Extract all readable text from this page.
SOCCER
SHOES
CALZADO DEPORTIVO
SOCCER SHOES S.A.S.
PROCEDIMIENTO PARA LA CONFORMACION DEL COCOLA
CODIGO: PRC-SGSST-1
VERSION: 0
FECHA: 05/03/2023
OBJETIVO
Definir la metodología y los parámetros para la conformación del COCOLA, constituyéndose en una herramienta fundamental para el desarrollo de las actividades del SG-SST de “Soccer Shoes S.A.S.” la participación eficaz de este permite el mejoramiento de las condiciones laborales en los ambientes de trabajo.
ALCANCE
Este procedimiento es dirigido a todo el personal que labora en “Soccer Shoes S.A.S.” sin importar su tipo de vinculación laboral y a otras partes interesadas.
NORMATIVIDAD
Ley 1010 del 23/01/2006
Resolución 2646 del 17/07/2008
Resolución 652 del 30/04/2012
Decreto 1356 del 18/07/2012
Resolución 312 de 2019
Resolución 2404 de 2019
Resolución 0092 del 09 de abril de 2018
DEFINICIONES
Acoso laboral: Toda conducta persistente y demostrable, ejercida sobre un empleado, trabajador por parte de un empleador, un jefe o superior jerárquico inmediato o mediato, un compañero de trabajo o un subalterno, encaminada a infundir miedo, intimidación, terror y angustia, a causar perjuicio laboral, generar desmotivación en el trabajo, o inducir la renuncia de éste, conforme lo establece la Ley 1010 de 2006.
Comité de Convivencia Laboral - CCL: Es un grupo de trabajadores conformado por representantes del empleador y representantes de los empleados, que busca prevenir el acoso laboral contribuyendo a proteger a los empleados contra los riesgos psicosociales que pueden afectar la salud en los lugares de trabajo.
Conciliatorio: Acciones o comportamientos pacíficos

====

■ What to produce: State the count of lines holding the string "COCOLA" in the listing above, and nothing else.

■ Correct result: 2